A block of data
******

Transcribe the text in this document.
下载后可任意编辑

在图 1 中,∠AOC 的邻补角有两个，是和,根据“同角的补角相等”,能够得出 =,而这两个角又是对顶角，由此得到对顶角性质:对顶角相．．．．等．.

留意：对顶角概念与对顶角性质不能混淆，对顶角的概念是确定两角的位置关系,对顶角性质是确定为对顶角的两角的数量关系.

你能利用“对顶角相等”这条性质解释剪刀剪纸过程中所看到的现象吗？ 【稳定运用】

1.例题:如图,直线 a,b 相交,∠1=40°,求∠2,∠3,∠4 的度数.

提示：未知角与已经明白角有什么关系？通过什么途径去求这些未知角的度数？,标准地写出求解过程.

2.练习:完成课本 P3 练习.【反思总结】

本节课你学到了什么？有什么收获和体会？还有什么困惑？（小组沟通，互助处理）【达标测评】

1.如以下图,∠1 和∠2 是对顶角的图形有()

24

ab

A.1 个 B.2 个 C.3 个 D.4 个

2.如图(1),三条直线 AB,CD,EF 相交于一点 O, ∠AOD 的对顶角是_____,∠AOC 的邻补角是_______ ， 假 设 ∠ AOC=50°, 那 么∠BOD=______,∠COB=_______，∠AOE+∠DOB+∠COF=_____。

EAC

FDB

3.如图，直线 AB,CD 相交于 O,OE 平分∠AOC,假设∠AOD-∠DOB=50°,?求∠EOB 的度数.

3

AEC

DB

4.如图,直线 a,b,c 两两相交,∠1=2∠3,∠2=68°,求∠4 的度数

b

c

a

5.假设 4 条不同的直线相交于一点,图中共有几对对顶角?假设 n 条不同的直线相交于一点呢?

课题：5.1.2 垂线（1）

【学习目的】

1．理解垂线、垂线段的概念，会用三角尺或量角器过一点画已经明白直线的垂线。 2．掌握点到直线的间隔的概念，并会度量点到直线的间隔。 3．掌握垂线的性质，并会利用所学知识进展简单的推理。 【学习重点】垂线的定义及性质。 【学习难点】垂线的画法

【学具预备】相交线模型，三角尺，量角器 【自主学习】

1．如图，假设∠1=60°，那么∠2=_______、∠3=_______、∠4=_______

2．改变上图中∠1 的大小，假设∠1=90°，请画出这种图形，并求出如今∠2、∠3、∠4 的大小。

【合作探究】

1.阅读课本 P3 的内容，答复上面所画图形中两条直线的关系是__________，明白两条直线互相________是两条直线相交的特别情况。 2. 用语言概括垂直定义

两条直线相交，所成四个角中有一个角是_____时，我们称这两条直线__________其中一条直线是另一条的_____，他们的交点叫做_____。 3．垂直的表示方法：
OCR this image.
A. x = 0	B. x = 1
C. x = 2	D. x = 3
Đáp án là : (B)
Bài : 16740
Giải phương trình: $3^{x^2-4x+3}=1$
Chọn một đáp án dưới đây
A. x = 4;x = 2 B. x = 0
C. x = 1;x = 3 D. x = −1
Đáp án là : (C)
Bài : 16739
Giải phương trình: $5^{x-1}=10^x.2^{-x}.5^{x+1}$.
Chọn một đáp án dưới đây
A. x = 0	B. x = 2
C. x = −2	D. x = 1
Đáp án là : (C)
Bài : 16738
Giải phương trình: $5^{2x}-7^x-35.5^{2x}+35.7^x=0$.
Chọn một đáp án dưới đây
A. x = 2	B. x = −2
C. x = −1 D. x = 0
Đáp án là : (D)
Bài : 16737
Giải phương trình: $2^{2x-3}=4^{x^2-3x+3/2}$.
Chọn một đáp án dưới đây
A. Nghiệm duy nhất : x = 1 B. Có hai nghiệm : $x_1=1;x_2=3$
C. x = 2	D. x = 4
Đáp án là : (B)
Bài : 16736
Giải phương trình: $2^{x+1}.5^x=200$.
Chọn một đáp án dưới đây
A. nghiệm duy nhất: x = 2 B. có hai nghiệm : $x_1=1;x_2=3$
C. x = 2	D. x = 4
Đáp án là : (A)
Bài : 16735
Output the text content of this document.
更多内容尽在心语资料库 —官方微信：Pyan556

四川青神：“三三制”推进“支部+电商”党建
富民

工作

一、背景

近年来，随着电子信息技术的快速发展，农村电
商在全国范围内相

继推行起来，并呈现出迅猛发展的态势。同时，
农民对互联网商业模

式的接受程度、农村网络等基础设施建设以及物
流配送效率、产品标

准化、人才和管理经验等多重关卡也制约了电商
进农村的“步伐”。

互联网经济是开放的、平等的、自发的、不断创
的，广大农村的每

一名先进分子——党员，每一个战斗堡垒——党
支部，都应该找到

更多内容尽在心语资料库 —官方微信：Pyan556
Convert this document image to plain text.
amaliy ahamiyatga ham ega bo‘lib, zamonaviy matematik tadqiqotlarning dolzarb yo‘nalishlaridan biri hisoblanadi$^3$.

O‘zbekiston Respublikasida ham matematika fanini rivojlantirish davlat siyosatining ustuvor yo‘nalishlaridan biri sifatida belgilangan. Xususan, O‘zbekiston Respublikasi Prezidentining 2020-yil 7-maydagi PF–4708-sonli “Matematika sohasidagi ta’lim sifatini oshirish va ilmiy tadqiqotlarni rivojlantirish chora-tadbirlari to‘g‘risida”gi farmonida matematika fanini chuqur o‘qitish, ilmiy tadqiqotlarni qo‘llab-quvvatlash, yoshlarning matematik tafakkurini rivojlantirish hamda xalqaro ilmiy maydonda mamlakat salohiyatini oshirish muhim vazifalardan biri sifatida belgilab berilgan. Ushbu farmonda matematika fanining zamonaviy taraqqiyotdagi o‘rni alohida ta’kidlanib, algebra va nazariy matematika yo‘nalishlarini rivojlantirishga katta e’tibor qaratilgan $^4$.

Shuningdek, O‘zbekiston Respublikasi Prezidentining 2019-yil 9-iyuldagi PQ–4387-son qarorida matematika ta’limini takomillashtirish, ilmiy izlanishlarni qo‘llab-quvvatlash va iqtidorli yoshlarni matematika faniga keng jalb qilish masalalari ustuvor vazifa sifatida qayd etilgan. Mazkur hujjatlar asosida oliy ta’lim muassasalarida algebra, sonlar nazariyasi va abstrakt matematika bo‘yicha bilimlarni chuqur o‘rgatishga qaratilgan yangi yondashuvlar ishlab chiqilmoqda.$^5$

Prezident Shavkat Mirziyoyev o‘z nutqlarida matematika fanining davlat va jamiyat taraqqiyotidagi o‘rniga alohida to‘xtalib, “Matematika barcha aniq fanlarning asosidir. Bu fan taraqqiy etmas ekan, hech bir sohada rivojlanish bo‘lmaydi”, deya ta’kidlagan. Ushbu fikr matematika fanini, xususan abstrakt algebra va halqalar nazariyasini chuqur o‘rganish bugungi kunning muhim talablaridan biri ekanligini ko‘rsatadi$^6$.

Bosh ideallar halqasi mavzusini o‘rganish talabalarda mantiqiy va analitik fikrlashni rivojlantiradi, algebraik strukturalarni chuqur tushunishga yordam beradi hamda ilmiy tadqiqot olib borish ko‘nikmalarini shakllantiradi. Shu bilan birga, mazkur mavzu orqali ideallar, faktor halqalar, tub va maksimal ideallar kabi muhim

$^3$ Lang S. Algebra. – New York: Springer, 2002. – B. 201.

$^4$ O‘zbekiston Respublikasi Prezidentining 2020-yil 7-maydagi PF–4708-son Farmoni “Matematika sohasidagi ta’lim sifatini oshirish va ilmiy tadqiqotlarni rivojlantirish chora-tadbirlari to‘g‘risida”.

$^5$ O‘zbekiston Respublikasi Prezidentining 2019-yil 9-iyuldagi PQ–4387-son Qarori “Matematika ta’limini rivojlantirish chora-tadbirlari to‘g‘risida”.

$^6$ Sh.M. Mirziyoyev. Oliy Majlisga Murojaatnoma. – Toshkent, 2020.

******

Look for the word "Giải" in every line of the listing and copy the lines that have it.

> _Complete answer_:
Giải phương trình: $3^{x^2-4x+3}=1$
Giải phương trình: $5^{x-1}=10^x.2^{-x}.5^{x+1}$.
Giải phương trình: $5^{2x}-7^x-35.5^{2x}+35.7^x=0$.
Giải phương trình: $2^{2x-3}=4^{x^2-3x+3/2}$.
Giải phương trình: $2^{x+1}.5^x=200$.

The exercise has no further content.